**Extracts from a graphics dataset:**

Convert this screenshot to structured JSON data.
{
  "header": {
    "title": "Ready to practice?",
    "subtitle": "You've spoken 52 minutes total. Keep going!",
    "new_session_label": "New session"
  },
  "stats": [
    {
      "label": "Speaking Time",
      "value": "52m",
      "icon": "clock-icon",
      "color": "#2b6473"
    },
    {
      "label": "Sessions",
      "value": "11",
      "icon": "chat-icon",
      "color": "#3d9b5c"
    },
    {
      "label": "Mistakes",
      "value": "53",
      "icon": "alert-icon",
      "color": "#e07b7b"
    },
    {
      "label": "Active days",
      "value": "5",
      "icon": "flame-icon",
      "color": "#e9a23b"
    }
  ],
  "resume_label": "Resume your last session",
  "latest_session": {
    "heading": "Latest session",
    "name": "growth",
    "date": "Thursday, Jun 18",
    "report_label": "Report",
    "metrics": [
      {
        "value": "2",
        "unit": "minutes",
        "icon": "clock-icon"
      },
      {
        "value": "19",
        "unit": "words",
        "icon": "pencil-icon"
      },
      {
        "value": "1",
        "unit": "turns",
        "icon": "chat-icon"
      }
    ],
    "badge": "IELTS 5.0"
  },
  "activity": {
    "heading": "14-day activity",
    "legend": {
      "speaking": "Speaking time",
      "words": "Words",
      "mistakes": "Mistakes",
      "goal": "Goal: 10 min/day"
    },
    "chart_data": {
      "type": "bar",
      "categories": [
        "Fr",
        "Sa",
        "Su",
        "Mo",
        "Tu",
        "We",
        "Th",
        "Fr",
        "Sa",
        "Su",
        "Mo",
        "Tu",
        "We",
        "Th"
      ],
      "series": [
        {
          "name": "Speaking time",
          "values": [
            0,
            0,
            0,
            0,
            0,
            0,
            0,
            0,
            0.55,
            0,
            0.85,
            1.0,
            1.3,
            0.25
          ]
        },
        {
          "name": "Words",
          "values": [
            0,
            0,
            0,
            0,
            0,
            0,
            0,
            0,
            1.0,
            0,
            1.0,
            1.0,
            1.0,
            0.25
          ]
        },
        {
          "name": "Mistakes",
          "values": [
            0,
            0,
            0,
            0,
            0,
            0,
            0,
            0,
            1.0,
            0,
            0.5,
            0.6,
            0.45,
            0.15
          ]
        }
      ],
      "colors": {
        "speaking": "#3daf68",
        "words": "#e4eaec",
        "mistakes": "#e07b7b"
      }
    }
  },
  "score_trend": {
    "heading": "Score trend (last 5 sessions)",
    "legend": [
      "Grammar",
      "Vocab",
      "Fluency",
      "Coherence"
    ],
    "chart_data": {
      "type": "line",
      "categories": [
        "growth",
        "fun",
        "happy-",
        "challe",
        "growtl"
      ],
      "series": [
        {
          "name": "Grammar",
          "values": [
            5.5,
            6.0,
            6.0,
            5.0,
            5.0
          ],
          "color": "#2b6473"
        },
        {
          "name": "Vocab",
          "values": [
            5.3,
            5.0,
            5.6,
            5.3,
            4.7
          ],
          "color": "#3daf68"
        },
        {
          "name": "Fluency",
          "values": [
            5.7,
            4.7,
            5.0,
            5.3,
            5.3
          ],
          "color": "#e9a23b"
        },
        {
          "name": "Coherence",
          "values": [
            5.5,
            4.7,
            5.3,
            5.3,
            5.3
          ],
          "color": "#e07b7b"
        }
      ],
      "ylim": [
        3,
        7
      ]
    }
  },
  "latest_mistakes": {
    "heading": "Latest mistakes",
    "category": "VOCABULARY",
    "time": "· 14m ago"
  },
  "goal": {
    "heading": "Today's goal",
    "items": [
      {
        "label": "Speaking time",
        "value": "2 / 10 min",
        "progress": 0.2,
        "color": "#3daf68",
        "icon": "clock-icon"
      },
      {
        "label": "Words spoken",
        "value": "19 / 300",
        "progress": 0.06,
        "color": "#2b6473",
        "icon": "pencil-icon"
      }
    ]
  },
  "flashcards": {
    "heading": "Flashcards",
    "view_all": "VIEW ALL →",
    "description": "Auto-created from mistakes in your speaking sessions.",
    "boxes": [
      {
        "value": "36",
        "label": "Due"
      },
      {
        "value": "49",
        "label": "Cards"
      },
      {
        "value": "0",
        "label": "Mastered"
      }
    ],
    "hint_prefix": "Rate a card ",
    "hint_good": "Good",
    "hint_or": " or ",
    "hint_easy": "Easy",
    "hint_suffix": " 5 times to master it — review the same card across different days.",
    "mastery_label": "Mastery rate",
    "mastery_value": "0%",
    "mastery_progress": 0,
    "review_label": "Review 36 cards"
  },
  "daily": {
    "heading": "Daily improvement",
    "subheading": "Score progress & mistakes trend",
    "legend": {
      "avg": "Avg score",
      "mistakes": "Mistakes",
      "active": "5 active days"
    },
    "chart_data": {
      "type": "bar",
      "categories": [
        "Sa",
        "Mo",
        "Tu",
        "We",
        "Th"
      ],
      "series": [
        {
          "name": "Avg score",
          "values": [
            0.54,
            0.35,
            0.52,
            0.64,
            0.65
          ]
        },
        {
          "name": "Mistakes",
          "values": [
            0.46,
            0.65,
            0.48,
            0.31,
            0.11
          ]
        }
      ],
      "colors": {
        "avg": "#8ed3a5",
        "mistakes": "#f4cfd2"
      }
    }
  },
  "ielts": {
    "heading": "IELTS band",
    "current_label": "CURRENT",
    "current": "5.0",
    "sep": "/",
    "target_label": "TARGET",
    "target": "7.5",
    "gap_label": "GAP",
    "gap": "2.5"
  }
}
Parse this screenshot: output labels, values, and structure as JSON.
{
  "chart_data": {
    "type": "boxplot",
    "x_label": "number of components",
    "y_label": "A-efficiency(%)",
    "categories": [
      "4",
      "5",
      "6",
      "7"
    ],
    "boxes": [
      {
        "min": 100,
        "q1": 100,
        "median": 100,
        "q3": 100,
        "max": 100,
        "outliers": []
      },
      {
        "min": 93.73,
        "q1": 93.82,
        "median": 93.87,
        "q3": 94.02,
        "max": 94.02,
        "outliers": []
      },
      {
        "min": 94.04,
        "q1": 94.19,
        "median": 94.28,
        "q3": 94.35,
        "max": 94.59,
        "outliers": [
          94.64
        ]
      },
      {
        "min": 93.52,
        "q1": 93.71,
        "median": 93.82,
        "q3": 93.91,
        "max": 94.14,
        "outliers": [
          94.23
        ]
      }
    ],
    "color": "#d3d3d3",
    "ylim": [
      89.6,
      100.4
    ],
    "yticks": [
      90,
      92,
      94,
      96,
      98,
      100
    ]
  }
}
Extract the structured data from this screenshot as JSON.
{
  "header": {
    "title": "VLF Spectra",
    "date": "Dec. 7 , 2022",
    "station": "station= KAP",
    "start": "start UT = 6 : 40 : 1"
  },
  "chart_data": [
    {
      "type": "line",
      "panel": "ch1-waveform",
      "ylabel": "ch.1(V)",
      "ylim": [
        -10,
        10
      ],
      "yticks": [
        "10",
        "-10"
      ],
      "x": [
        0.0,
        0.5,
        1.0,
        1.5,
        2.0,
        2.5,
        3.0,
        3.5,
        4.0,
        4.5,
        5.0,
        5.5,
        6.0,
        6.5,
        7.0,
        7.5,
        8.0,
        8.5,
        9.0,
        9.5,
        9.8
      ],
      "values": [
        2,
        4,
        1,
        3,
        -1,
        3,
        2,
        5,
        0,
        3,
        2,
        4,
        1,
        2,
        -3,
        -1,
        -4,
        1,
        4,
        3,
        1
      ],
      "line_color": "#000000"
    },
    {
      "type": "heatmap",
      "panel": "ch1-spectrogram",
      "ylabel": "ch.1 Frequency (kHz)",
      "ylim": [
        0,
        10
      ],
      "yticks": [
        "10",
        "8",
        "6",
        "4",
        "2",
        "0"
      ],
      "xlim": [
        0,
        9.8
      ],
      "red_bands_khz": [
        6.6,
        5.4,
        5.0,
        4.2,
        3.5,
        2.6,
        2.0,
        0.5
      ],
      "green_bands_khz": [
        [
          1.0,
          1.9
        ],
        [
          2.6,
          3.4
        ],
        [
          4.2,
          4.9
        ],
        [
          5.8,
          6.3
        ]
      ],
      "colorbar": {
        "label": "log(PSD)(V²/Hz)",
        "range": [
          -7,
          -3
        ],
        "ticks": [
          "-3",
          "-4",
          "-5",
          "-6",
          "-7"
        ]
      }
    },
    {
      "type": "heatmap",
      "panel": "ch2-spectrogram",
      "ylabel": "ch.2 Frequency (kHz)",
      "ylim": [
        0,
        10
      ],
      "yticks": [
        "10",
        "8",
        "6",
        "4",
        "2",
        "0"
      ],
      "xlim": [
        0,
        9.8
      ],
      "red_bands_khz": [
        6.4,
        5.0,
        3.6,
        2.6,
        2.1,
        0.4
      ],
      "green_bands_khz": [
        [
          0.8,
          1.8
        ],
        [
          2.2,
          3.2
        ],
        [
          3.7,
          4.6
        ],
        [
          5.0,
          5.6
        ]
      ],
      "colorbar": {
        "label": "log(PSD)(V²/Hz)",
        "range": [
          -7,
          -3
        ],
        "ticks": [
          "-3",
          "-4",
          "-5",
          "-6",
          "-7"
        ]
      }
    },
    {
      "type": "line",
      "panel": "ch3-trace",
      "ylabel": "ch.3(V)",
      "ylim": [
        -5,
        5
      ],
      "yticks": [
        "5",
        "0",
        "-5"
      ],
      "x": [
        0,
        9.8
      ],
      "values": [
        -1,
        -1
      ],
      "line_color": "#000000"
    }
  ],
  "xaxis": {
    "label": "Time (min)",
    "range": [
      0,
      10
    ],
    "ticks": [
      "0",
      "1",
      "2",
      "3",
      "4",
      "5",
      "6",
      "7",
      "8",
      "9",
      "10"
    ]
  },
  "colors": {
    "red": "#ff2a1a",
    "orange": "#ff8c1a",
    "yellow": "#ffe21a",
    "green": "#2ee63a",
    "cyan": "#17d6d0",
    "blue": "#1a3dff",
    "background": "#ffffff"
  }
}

**Exercise details:**
Each line containing "icon" counts once; state the total number of such lines and nothing else.

**Response for this exercise:**
9